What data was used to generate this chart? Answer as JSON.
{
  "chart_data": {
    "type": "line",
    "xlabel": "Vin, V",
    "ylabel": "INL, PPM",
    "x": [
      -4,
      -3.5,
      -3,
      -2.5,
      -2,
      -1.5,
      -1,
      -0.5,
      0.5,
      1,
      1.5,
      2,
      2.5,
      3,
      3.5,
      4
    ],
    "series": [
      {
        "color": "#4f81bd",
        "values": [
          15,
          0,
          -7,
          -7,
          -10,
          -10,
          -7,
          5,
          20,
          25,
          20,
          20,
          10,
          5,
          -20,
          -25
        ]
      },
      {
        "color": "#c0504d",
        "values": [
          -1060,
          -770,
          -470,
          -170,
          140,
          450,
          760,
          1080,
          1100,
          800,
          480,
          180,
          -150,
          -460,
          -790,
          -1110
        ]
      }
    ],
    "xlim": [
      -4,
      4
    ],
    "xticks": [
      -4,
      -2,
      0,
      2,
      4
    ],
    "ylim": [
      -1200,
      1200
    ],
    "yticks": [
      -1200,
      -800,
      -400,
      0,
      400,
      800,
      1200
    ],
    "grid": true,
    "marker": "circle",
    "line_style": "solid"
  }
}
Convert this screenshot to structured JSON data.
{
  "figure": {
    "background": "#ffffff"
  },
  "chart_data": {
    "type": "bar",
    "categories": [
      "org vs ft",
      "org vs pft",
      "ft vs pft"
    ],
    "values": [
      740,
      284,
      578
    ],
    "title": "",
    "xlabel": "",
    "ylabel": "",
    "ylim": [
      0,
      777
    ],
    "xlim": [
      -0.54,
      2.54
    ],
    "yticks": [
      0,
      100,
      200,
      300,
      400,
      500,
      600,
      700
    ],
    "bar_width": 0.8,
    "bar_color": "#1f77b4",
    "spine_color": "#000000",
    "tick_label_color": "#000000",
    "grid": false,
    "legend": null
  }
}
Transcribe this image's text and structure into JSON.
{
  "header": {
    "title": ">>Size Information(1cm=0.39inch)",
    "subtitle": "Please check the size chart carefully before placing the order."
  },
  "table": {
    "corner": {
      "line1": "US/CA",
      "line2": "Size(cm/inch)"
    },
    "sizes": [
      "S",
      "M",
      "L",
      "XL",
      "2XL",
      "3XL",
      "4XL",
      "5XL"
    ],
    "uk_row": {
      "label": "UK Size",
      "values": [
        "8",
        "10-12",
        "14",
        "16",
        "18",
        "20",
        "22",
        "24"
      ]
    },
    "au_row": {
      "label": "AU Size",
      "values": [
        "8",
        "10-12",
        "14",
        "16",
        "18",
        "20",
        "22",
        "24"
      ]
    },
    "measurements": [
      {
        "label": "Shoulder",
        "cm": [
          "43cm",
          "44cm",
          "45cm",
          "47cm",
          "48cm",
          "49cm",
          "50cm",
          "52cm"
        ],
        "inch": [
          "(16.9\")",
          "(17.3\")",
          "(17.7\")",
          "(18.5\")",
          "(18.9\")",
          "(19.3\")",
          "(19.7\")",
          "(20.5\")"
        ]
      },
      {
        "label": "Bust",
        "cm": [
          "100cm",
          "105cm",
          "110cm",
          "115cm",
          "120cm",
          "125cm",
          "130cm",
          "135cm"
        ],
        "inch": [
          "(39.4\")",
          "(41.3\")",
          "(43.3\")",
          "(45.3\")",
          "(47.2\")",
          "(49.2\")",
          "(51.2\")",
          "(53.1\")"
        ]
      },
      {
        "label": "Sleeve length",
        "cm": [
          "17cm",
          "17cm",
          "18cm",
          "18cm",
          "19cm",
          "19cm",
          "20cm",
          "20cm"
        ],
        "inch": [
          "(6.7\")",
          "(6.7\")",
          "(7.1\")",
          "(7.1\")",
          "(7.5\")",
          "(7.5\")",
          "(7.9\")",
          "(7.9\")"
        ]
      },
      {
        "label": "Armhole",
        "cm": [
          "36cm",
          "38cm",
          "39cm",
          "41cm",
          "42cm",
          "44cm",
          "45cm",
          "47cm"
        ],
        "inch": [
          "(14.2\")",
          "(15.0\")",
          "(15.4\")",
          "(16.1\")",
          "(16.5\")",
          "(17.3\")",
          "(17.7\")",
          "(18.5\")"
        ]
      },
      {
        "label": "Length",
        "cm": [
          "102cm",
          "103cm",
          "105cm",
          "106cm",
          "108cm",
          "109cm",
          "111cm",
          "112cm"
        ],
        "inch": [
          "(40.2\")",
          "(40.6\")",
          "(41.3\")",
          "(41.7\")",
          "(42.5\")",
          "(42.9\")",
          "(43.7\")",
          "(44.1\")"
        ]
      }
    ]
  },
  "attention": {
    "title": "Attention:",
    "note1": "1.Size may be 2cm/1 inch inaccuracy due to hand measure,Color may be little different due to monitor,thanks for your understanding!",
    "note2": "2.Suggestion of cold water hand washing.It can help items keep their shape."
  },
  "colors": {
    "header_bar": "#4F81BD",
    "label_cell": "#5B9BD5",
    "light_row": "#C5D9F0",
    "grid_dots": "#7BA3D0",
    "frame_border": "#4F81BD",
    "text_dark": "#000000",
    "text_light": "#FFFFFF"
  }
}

JOB: Reproduce the listing above word for word.

CORRECT RESULT:
What data was used to generate this chart? Answer as JSON.
{
  "chart_data": {
    "type": "line",
    "xlabel": "Vin, V",
    "ylabel": "INL, PPM",
    "x": [
      -4,
      -3.5,
      -3,
      -2.5,
      -2,
      -1.5,
      -1,
      -0.5,
      0.5,
      1,
      1.5,
      2,
      2.5,
      3,
      3.5,
      4
    ],
    "series": [
      {
        "color": "#4f81bd",
        "values": [
          15,
          0,
          -7,
          -7,
          -10,
          -10,
          -7,
          5,
          20,
          25,
          20,
          20,
          10,
          5,
          -20,
          -25
        ]
      },
      {
        "color": "#c0504d",
        "values": [
          -1060,
          -770,
          -470,
          -170,
          140,
          450,
          760,
          1080,
          1100,
          800,
          480,
          180,
          -150,
          -460,
          -790,
          -1110
        ]
      }
    ],
    "xlim": [
      -4,
      4
    ],
    "xticks": [
      -4,
      -2,
      0,
      2,
      4
    ],
    "ylim": [
      -1200,
      1200
    ],
    "yticks": [
      -1200,
      -800,
      -400,
      0,
      400,
      800,
      1200
    ],
    "grid": true,
    "marker": "circle",
    "line_style": "solid"
  }
}
Convert this screenshot to structured JSON data.
{
  "figure": {
    "background": "#ffffff"
  },
  "chart_data": {
    "type": "bar",
    "categories": [
      "org vs ft",
      "org vs pft",
      "ft vs pft"
    ],
    "values": [
      740,
      284,
      578
    ],
    "title": "",
    "xlabel": "",
    "ylabel": "",
    "ylim": [
      0,
      777
    ],
    "xlim": [
      -0.54,
      2.54
    ],
    "yticks": [
      0,
      100,
      200,
      300,
      400,
      500,
      600,
      700
    ],
    "bar_width": 0.8,
    "bar_color": "#1f77b4",
    "spine_color": "#000000",
    "tick_label_color": "#000000",
    "grid": false,
    "legend": null
  }
}
Transcribe this image's text and structure into JSON.
{
  "header": {
    "title": ">>Size Information(1cm=0.39inch)",
    "subtitle": "Please check the size chart carefully before placing the order."
  },
  "table": {
    "corner": {
      "line1": "US/CA",
      "line2": "Size(cm/inch)"
    },
    "sizes": [
      "S",
      "M",
      "L",
      "XL",
      "2XL",
      "3XL",
      "4XL",
      "5XL"
    ],
    "uk_row": {
      "label": "UK Size",
      "values": [
        "8",
        "10-12",
        "14",
        "16",
        "18",
        "20",
        "22",
        "24"
      ]
    },
    "au_row": {
      "label": "AU Size",
      "values": [
        "8",
        "10-12",
        "14",
        "16",
        "18",
        "20",
        "22",
        "24"
      ]
    },
    "measurements": [
      {
        "label": "Shoulder",
        "cm": [
          "43cm",
          "44cm",
          "45cm",
          "47cm",
          "48cm",
          "49cm",
          "50cm",
          "52cm"
        ],
        "inch": [
          "(16.9\")",
          "(17.3\")",
          "(17.7\")",
          "(18.5\")",
          "(18.9\")",
          "(19.3\")",
          "(19.7\")",
          "(20.5\")"
        ]
      },
      {
        "label": "Bust",
        "cm": [
          "100cm",
          "105cm",
          "110cm",
          "115cm",
          "120cm",
          "125cm",
          "130cm",
          "135cm"
        ],
        "inch": [
          "(39.4\")",
          "(41.3\")",
          "(43.3\")",
          "(45.3\")",
          "(47.2\")",
          "(49.2\")",
          "(51.2\")",
          "(53.1\")"
        ]
      },
      {
        "label": "Sleeve length",
        "cm": [
          "17cm",
          "17cm",
          "18cm",
          "18cm",
          "19cm",
          "19cm",
          "20cm",
          "20cm"
        ],
        "inch": [
          "(6.7\")",
          "(6.7\")",
          "(7.1\")",
          "(7.1\")",
          "(7.5\")",
          "(7.5\")",
          "(7.9\")",
          "(7.9\")"
        ]
      },
      {
        "label": "Armhole",
        "cm": [
          "36cm",
          "38cm",
          "39cm",
          "41cm",
          "42cm",
          "44cm",
          "45cm",
          "47cm"
        ],
        "inch": [
          "(14.2\")",
          "(15.0\")",
          "(15.4\")",
          "(16.1\")",
          "(16.5\")",
          "(17.3\")",
          "(17.7\")",
          "(18.5\")"
        ]
      },
      {
        "label": "Length",
        "cm": [
          "102cm",
          "103cm",
          "105cm",
          "106cm",
          "108cm",
          "109cm",
          "111cm",
          "112cm"
        ],
        "inch": [
          "(40.2\")",
          "(40.6\")",
          "(41.3\")",
          "(41.7\")",
          "(42.5\")",
          "(42.9\")",
          "(43.7\")",
          "(44.1\")"
        ]
      }
    ]
  },
  "attention": {
    "title": "Attention:",
    "note1": "1.Size may be 2cm/1 inch inaccuracy due to hand measure,Color may be little different due to monitor,thanks for your understanding!",
    "note2": "2.Suggestion of cold water hand washing.It can help items keep their shape."
  },
  "colors": {
    "header_bar": "#4F81BD",
    "label_cell": "#5B9BD5",
    "light_row": "#C5D9F0",
    "grid_dots": "#7BA3D0",
    "frame_border": "#4F81BD",
    "text_dark": "#000000",
    "text_light": "#FFFFFF"
  }
}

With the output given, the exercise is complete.